▶ _PROBLEM_: Retype everything in the listing, leaving each line exactly as it is.
-- begin EXERCISE INPUT --
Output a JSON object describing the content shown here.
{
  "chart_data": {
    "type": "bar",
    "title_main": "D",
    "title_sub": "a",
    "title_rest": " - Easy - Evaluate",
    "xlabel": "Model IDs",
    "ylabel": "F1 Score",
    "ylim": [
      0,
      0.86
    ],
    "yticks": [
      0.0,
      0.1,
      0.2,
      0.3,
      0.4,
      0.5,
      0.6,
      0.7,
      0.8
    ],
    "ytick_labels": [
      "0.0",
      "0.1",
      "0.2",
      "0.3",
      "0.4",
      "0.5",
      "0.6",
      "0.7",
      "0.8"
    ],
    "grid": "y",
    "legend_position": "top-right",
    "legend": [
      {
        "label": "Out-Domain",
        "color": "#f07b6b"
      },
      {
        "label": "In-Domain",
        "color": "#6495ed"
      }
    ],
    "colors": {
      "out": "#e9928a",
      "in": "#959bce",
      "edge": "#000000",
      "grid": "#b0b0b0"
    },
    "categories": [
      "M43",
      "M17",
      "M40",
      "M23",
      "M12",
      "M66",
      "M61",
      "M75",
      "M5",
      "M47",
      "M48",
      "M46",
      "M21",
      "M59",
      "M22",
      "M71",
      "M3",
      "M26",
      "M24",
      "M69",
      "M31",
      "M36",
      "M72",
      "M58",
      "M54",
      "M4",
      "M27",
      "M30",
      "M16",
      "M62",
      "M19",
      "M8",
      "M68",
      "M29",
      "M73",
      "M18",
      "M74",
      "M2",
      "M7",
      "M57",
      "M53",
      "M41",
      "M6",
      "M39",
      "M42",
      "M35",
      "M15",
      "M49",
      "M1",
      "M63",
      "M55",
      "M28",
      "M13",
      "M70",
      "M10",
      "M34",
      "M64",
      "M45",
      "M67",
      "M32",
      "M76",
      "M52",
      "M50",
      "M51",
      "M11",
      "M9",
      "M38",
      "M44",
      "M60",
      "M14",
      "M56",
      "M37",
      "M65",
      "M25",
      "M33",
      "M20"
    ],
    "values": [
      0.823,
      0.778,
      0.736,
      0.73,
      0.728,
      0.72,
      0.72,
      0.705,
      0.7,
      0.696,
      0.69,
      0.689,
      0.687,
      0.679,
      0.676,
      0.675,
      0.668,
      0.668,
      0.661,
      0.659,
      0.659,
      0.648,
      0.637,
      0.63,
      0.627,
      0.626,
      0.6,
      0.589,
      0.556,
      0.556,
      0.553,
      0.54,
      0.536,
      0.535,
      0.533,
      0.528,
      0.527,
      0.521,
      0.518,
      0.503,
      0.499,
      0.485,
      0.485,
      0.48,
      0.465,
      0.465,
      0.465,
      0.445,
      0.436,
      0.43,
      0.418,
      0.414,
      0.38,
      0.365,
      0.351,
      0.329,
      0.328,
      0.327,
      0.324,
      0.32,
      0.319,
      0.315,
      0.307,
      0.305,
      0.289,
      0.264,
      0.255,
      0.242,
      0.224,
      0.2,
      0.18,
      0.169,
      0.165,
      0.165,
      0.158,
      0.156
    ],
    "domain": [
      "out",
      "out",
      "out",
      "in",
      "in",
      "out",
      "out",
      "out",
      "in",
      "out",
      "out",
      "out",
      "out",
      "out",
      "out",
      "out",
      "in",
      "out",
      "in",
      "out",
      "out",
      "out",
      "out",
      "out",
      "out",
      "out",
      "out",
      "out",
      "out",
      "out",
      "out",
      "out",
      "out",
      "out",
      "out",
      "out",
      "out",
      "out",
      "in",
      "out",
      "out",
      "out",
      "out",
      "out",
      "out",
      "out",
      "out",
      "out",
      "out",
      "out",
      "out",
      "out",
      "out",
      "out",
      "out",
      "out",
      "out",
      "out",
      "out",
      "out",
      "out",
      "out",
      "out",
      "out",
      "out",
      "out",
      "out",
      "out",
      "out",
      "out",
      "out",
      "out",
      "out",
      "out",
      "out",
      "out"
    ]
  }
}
-- end EXERCISE INPUT --
▶ _ANSWER BELOW_:
Output a JSON object describing the content shown here.
{
  "chart_data": {
    "type": "bar",
    "title_main": "D",
    "title_sub": "a",
    "title_rest": " - Easy - Evaluate",
    "xlabel": "Model IDs",
    "ylabel": "F1 Score",
    "ylim": [
      0,
      0.86
    ],
    "yticks": [
      0.0,
      0.1,
      0.2,
      0.3,
      0.4,
      0.5,
      0.6,
      0.7,
      0.8
    ],
    "ytick_labels": [
      "0.0",
      "0.1",
      "0.2",
      "0.3",
      "0.4",
      "0.5",
      "0.6",
      "0.7",
      "0.8"
    ],
    "grid": "y",
    "legend_position": "top-right",
    "legend": [
      {
        "label": "Out-Domain",
        "color": "#f07b6b"
      },
      {
        "label": "In-Domain",
        "color": "#6495ed"
      }
    ],
    "colors": {
      "out": "#e9928a",
      "in": "#959bce",
      "edge": "#000000",
      "grid": "#b0b0b0"
    },
    "categories": [
      "M43",
      "M17",
      "M40",
      "M23",
      "M12",
      "M66",
      "M61",
      "M75",
      "M5",
      "M47",
      "M48",
      "M46",
      "M21",
      "M59",
      "M22",
      "M71",
      "M3",
      "M26",
      "M24",
      "M69",
      "M31",
      "M36",
      "M72",
      "M58",
      "M54",
      "M4",
      "M27",
      "M30",
      "M16",
      "M62",
      "M19",
      "M8",
      "M68",
      "M29",
      "M73",
      "M18",
      "M74",
      "M2",
      "M7",
      "M57",
      "M53",
      "M41",
      "M6",
      "M39",
      "M42",
      "M35",
      "M15",
      "M49",
      "M1",
      "M63",
      "M55",
      "M28",
      "M13",
      "M70",
      "M10",
      "M34",
      "M64",
      "M45",
      "M67",
      "M32",
      "M76",
      "M52",
      "M50",
      "M51",
      "M11",
      "M9",
      "M38",
      "M44",
      "M60",
      "M14",
      "M56",
      "M37",
      "M65",
      "M25",
      "M33",
      "M20"
    ],
    "values": [
      0.823,
      0.778,
      0.736,
      0.73,
      0.728,
      0.72,
      0.72,
      0.705,
      0.7,
      0.696,
      0.69,
      0.689,
      0.687,
      0.679,
      0.676,
      0.675,
      0.668,
      0.668,
      0.661,
      0.659,
      0.659,
      0.648,
      0.637,
      0.63,
      0.627,
      0.626,
      0.6,
      0.589,
      0.556,
      0.556,
      0.553,
      0.54,
      0.536,
      0.535,
      0.533,
      0.528,
      0.527,
      0.521,
      0.518,
      0.503,
      0.499,
      0.485,
      0.485,
      0.48,
      0.465,
      0.465,
      0.465,
      0.445,
      0.436,
      0.43,
      0.418,
      0.414,
      0.38,
      0.365,
      0.351,
      0.329,
      0.328,
      0.327,
      0.324,
      0.32,
      0.319,
      0.315,
      0.307,
      0.305,
      0.289,
      0.264,
      0.255,
      0.242,
      0.224,
      0.2,
      0.18,
      0.169,
      0.165,
      0.165,
      0.158,
      0.156
    ],
    "domain": [
      "out",
      "out",
      "out",
      "in",
      "in",
      "out",
      "out",
      "out",
      "in",
      "out",
      "out",
      "out",
      "out",
      "out",
      "out",
      "out",
      "in",
      "out",
      "in",
      "out",
      "out",
      "out",
      "out",
      "out",
      "out",
      "out",
      "out",
      "out",
      "out",
      "out",
      "out",
      "out",
      "out",
      "out",
      "out",
      "out",
      "out",
      "out",
      "in",
      "out",
      "out",
      "out",
      "out",
      "out",
      "out",
      "out",
      "out",
      "out",
      "out",
      "out",
      "out",
      "out",
      "out",
      "out",
      "out",
      "out",
      "out",
      "out",
      "out",
      "out",
      "out",
      "out",
      "out",
      "out",
      "out",
      "out",
      "out",
      "out",
      "out",
      "out",
      "out",
      "out",
      "out",
      "out",
      "out",
      "out"
    ]
  }
}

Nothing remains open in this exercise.